* [YOUR GOAL]
Copy each line of the records that contains the word "selon".

* [DATA LINES]
==========
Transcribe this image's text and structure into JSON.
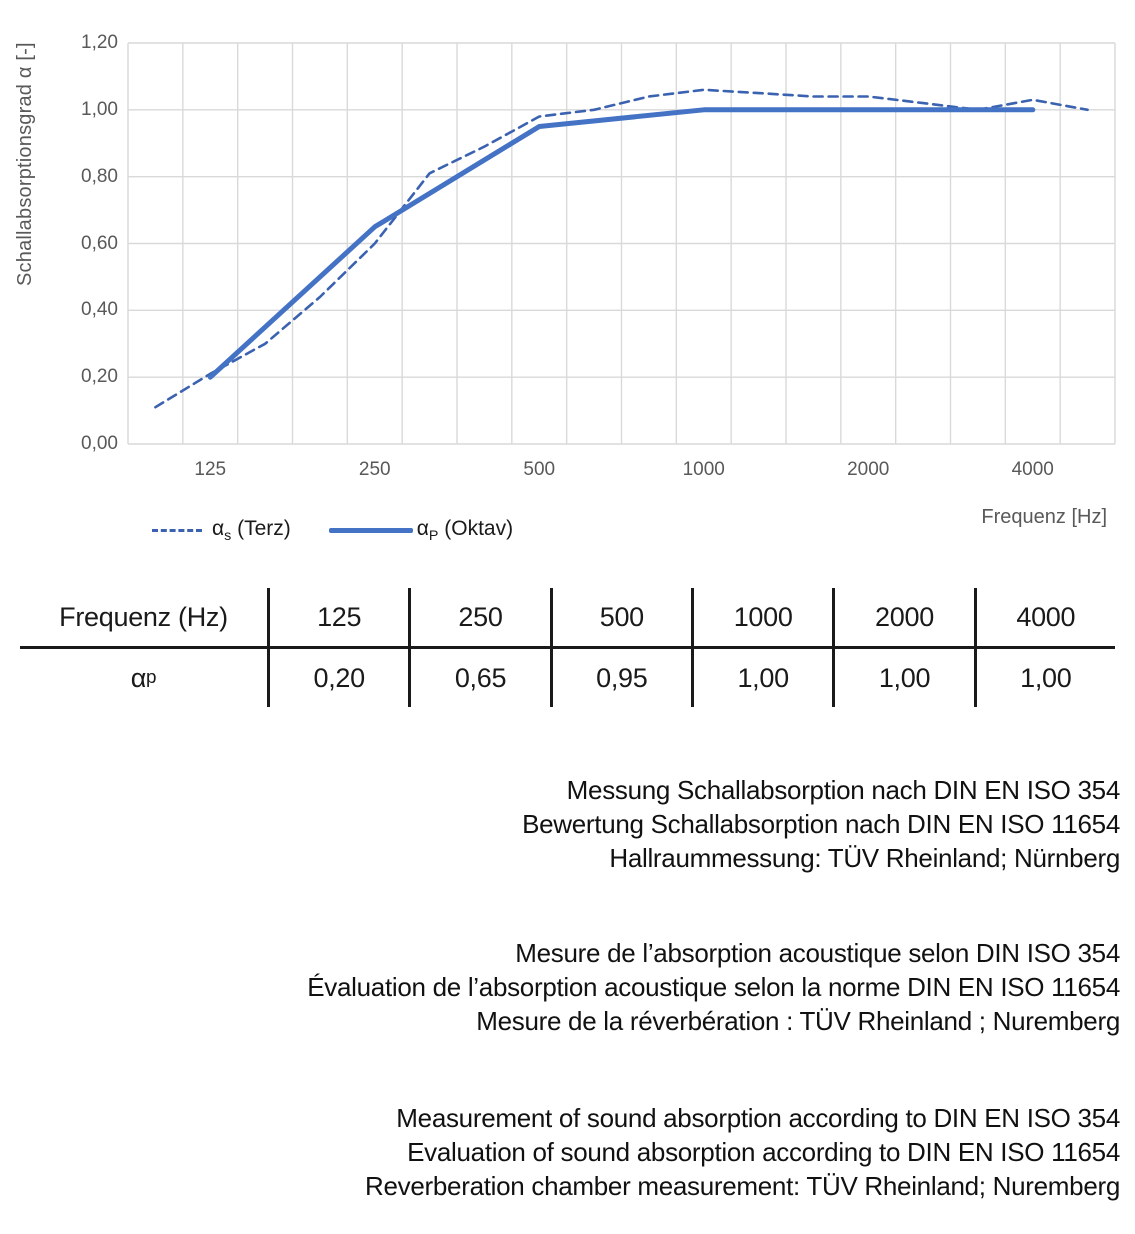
{
  "chart": {
    "ylabel": "Schallabsorptionsgrad α [-]",
    "xlabel": "Frequenz [Hz]",
    "legend": [
      {
        "sym": "α",
        "sub": "s",
        "rest": " (Terz)",
        "line": "dashed"
      },
      {
        "sym": "α",
        "sub": "P",
        "rest": " (Oktav)",
        "line": "solid"
      }
    ]
  },
  "chart_data": {
    "type": "line",
    "title": "",
    "xlabel": "Frequenz [Hz]",
    "ylabel": "Schallabsorptionsgrad α [-]",
    "ylim": [
      0,
      1.2
    ],
    "grid": true,
    "x_scale": "log (third-octave slots, 100–5000 Hz)",
    "y_tick_values": [
      0,
      0.2,
      0.4,
      0.6,
      0.8,
      1.0,
      1.2
    ],
    "y_ticks": [
      "0,00",
      "0,20",
      "0,40",
      "0,60",
      "0,80",
      "1,00",
      "1,20"
    ],
    "x_tick_values": [
      125,
      250,
      500,
      1000,
      2000,
      4000
    ],
    "x_ticks": [
      "125",
      "250",
      "500",
      "1000",
      "2000",
      "4000"
    ],
    "legend_position": "bottom-left",
    "series": [
      {
        "name": "αs (Terz)",
        "style": "dashed",
        "color": "#3a62b0",
        "x": [
          100,
          125,
          160,
          200,
          250,
          315,
          400,
          500,
          630,
          800,
          1000,
          1250,
          1600,
          2000,
          2500,
          3150,
          4000,
          5000
        ],
        "values": [
          0.11,
          0.21,
          0.3,
          0.44,
          0.6,
          0.81,
          0.89,
          0.98,
          1.0,
          1.04,
          1.06,
          1.05,
          1.04,
          1.04,
          1.02,
          1.0,
          1.03,
          1.0
        ]
      },
      {
        "name": "αP (Oktav)",
        "style": "solid",
        "color": "#4472c4",
        "x": [
          125,
          250,
          500,
          1000,
          2000,
          4000
        ],
        "values": [
          0.2,
          0.65,
          0.95,
          1.0,
          1.0,
          1.0
        ]
      }
    ]
  },
  "table": {
    "header_label": "Frequenz (Hz)",
    "header_values": [
      "125",
      "250",
      "500",
      "1000",
      "2000",
      "4000"
    ],
    "row_label": {
      "sym": "α",
      "sub": "p"
    },
    "values": [
      "0,20",
      "0,65",
      "0,95",
      "1,00",
      "1,00",
      "1,00"
    ]
  },
  "notes": {
    "de": {
      "lines": [
        "Messung Schallabsorption nach DIN EN ISO 354",
        "Bewertung Schallabsorption nach DIN EN ISO 11654",
        "Hallraummessung: TÜV Rheinland; Nürnberg"
      ]
    },
    "fr": {
      "lines": [
        "Mesure de l’absorption acoustique selon DIN ISO 354",
        "Évaluation de l’absorption acoustique selon la norme DIN EN ISO 11654",
        "Mesure de la réverbération : TÜV Rheinland ; Nuremberg"
      ]
    },
    "en": {
      "lines": [
        "Measurement of sound absorption according to DIN EN ISO 354",
        "Evaluation of sound absorption according to DIN EN ISO 11654",
        "Reverberation chamber measurement: TÜV Rheinland; Nuremberg"
      ]
    }
  },
  "colors": {
    "series_dashed": "#3a62b0",
    "series_solid": "#4472c4",
    "gridline": "#d9d9d9",
    "axis_text": "#595959",
    "table_line": "#1a1a1a"
  }
}
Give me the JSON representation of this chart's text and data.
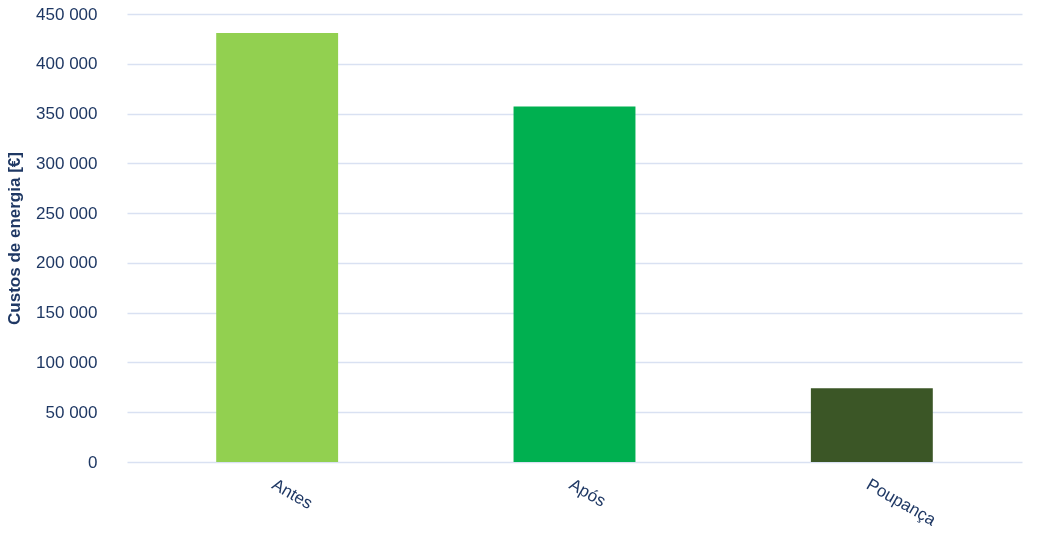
==========
* [EXERCISE RESULT]
        "Mesure de l’absorption acoustique selon DIN ISO 354",
        "Évaluation de l’absorption acoustique selon la norme DIN EN ISO 11654",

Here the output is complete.